---- Records supplied

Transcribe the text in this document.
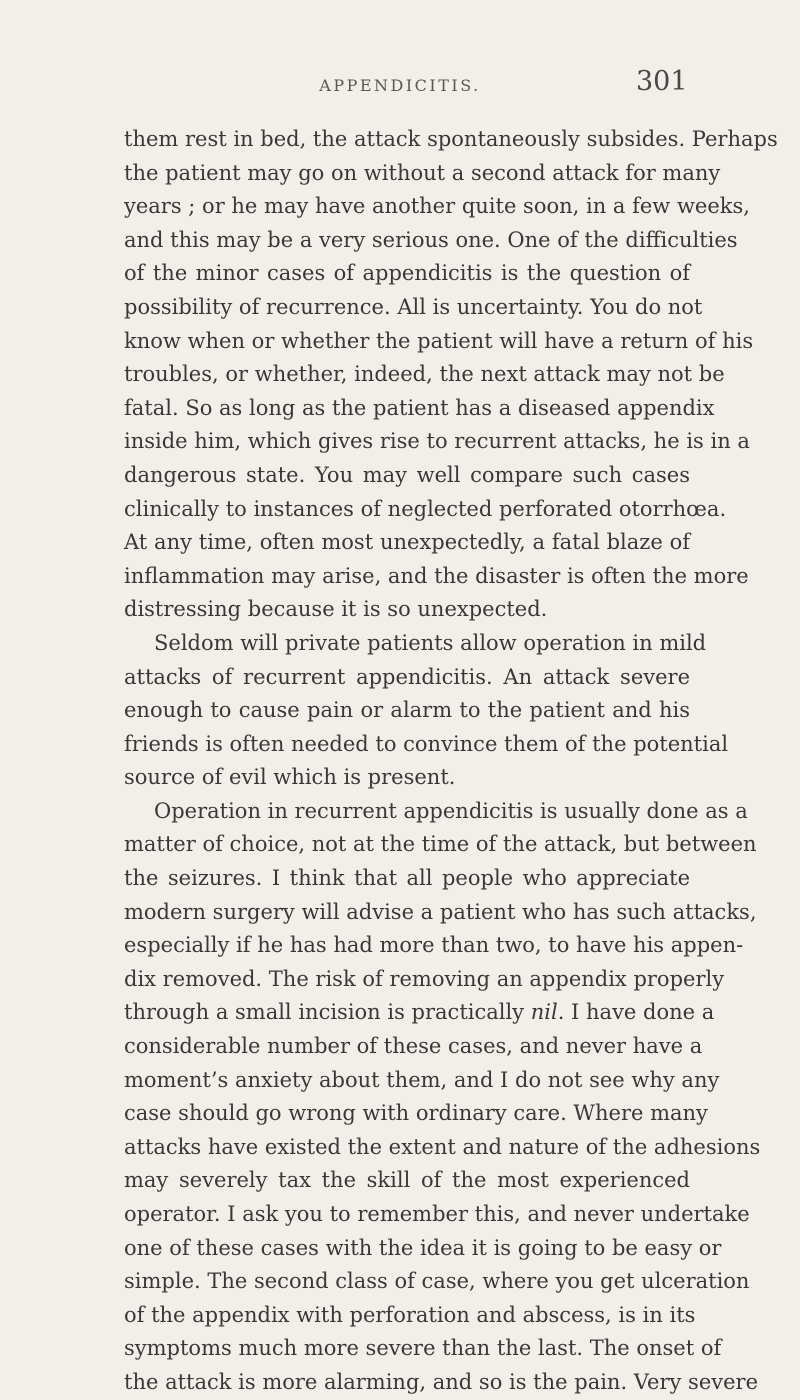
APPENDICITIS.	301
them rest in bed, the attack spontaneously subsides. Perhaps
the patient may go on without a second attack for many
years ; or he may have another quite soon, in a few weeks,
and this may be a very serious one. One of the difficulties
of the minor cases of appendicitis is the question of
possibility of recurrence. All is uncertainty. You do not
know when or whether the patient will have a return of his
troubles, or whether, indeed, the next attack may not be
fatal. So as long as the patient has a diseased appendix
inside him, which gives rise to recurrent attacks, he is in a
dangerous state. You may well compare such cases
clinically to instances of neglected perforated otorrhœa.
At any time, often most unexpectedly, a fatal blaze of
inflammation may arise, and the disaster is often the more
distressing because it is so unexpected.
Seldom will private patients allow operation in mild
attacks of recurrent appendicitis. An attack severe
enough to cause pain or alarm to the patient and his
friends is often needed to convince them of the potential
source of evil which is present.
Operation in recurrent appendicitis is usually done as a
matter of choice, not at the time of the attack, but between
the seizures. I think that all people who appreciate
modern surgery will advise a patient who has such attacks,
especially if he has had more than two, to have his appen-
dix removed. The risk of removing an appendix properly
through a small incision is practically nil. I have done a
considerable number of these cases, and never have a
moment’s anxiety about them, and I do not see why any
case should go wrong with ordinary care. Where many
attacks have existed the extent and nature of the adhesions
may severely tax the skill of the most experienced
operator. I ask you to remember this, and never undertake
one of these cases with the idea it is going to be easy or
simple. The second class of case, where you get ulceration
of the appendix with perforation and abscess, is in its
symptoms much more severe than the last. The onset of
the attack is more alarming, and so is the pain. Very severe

--------

Across the records above, count the lines holding "which" and reply with that number alone.

2